_Goal_
Write out each line word for word. Drop pictures.

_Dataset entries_

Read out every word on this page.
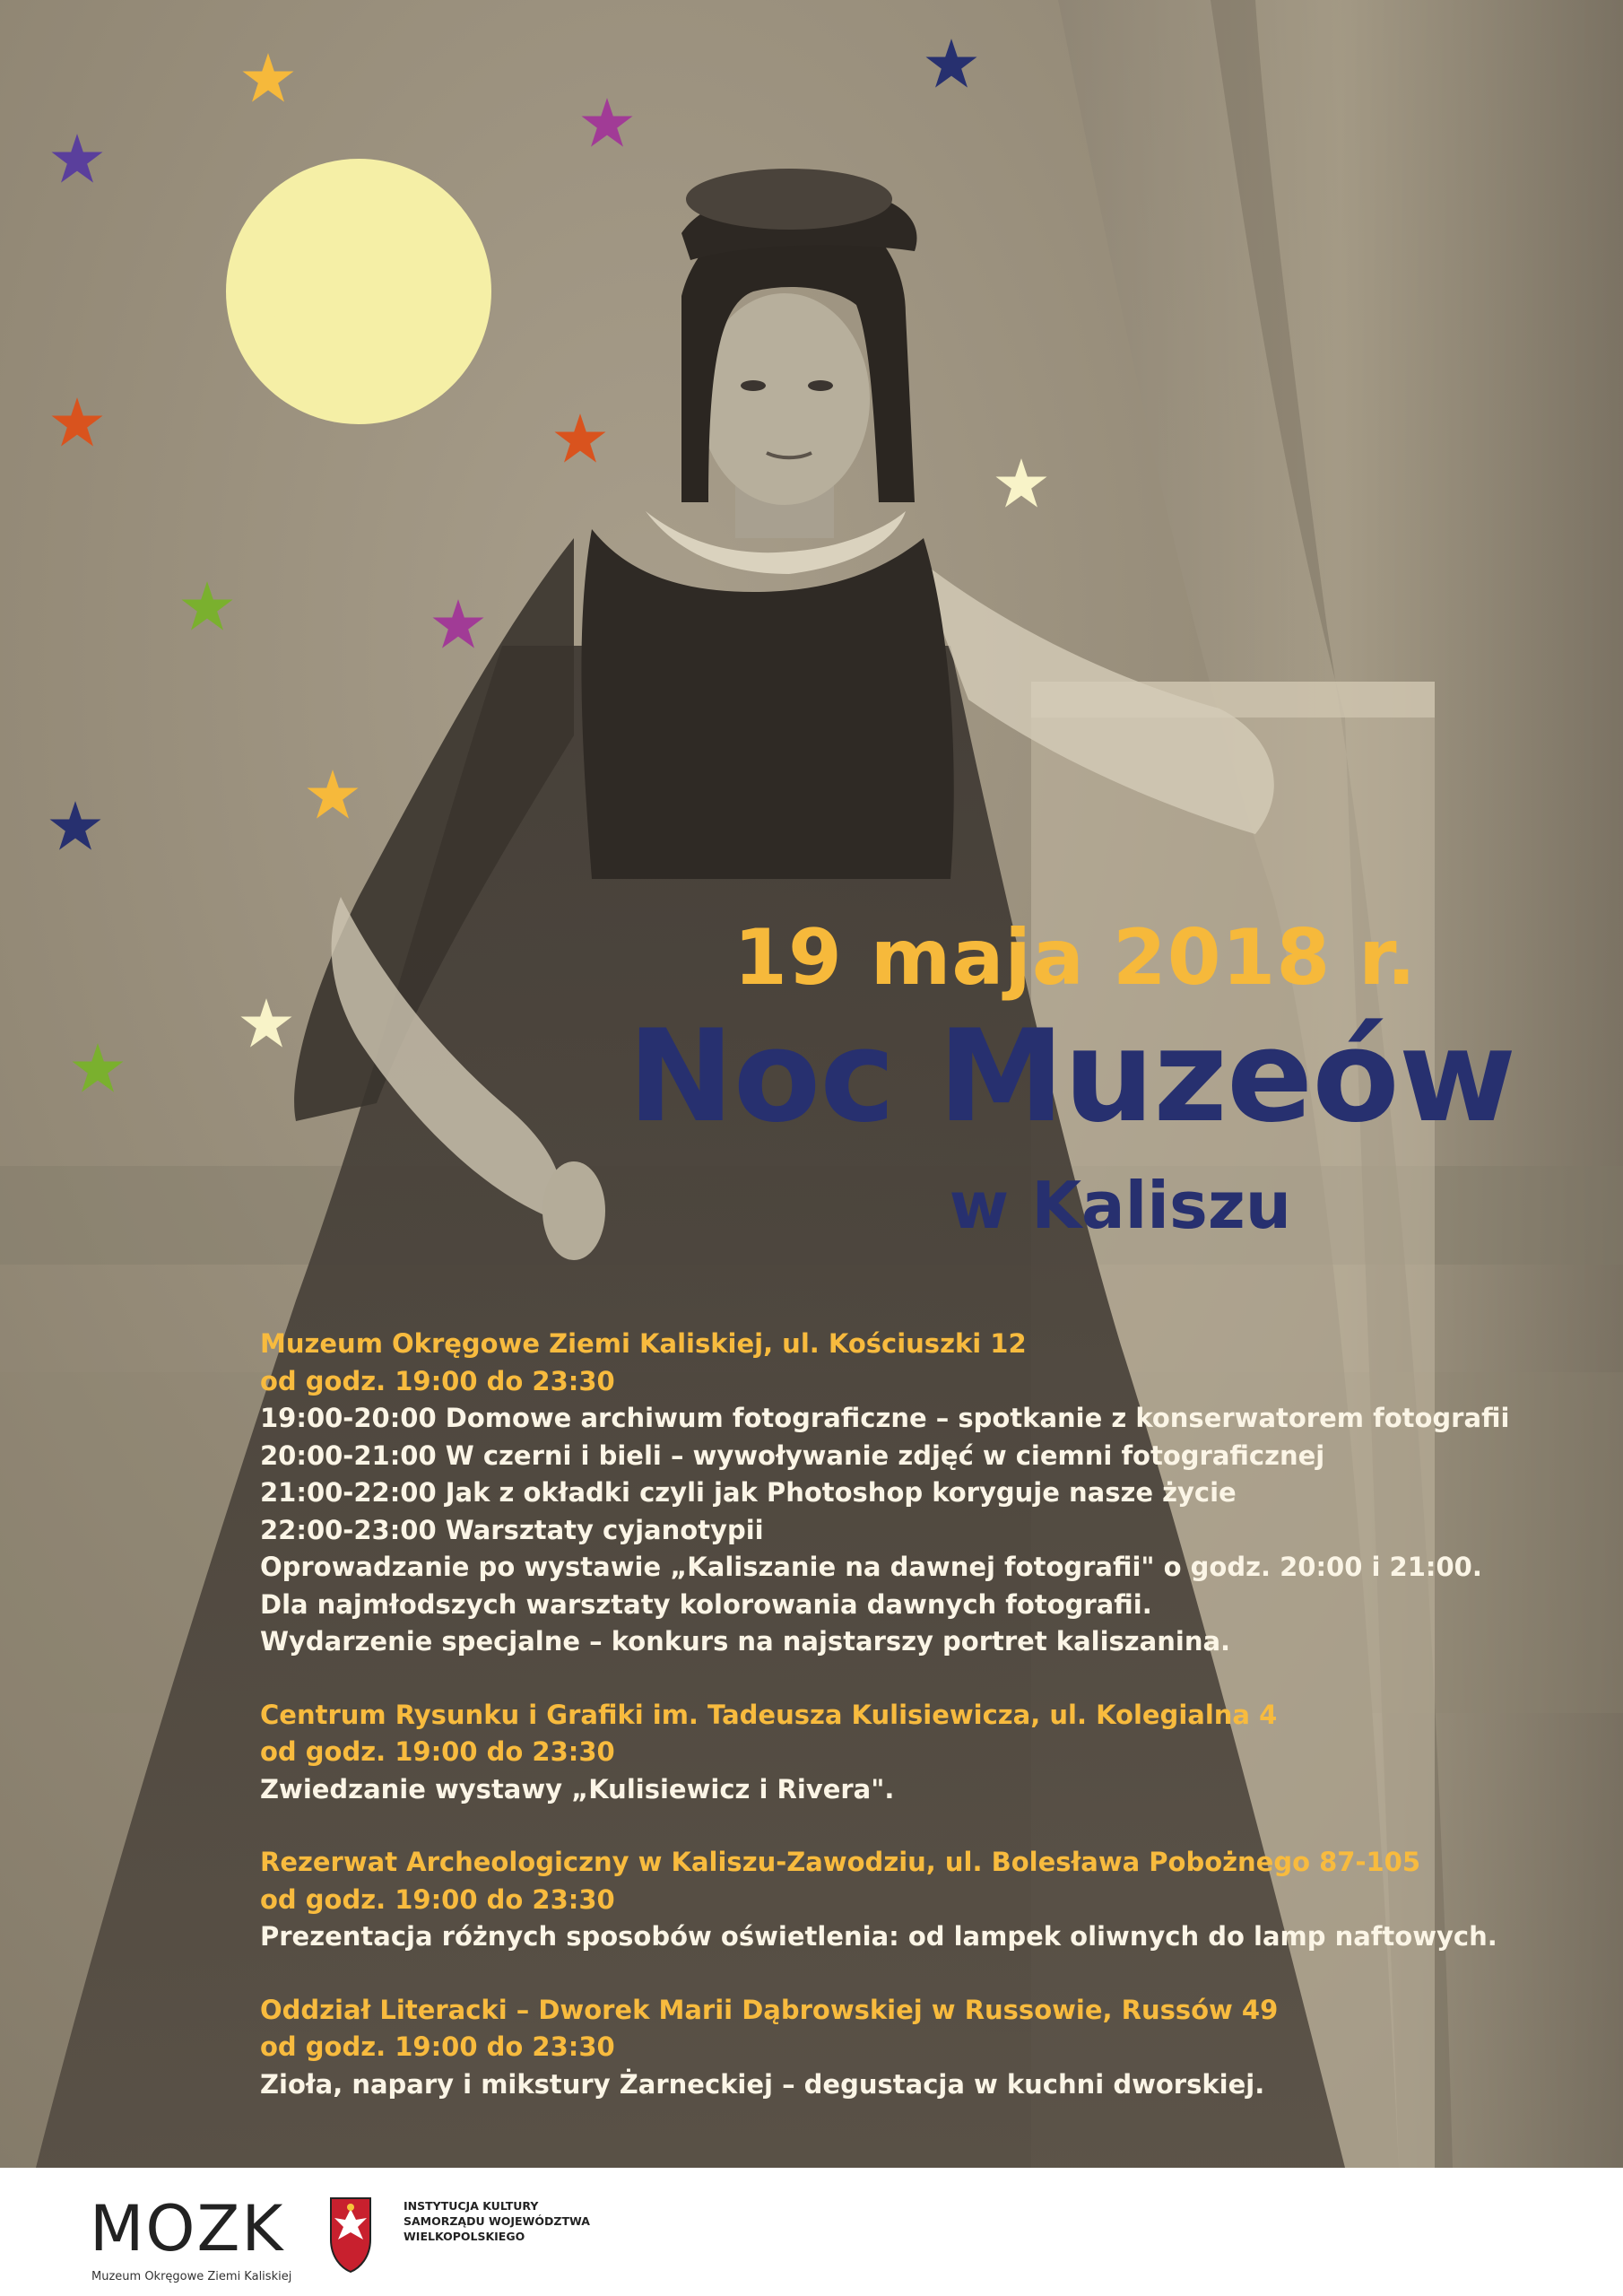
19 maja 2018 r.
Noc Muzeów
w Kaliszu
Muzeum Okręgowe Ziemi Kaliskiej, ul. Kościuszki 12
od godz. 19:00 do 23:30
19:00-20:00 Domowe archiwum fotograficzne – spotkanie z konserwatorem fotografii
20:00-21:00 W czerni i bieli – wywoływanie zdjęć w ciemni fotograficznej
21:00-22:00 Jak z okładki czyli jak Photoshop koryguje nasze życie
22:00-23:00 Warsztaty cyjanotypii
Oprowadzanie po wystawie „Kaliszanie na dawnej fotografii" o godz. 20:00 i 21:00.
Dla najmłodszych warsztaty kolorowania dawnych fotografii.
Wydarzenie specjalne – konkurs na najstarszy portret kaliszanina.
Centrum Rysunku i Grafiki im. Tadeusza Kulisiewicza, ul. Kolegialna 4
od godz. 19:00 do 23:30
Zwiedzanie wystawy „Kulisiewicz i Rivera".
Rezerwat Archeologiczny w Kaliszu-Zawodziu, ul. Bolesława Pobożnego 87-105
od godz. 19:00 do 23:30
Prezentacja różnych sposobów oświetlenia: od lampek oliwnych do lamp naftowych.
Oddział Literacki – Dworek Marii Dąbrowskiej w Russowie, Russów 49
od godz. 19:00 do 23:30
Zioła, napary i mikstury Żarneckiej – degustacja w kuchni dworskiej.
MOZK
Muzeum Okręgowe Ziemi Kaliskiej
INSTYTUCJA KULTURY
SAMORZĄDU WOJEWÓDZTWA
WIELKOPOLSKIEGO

_Solution for this exercise_
Read out every word on this page.
19 maja 2018 r.
Noc Muzeów
w Kaliszu
Muzeum Okręgowe Ziemi Kaliskiej, ul. Kościuszki 12
od godz. 19:00 do 23:30
19:00-20:00 Domowe archiwum fotograficzne – spotkanie z konserwatorem fotografii
20:00-21:00 W czerni i bieli – wywoływanie zdjęć w ciemni fotograficznej
21:00-22:00 Jak z okładki czyli jak Photoshop koryguje nasze życie
22:00-23:00 Warsztaty cyjanotypii
Oprowadzanie po wystawie „Kaliszanie na dawnej fotografii" o godz. 20:00 i 21:00.
Dla najmłodszych warsztaty kolorowania dawnych fotografii.
Wydarzenie specjalne – konkurs na najstarszy portret kaliszanina.
Centrum Rysunku i Grafiki im. Tadeusza Kulisiewicza, ul. Kolegialna 4
od godz. 19:00 do 23:30
Zwiedzanie wystawy „Kulisiewicz i Rivera".
Rezerwat Archeologiczny w Kaliszu-Zawodziu, ul. Bolesława Pobożnego 87-105
od godz. 19:00 do 23:30
Prezentacja różnych sposobów oświetlenia: od lampek oliwnych do lamp naftowych.
Oddział Literacki – Dworek Marii Dąbrowskiej w Russowie, Russów 49
od godz. 19:00 do 23:30
Zioła, napary i mikstury Żarneckiej – degustacja w kuchni dworskiej.
MOZK
Muzeum Okręgowe Ziemi Kaliskiej
INSTYTUCJA KULTURY
SAMORZĄDU WOJEWÓDZTWA
WIELKOPOLSKIEGO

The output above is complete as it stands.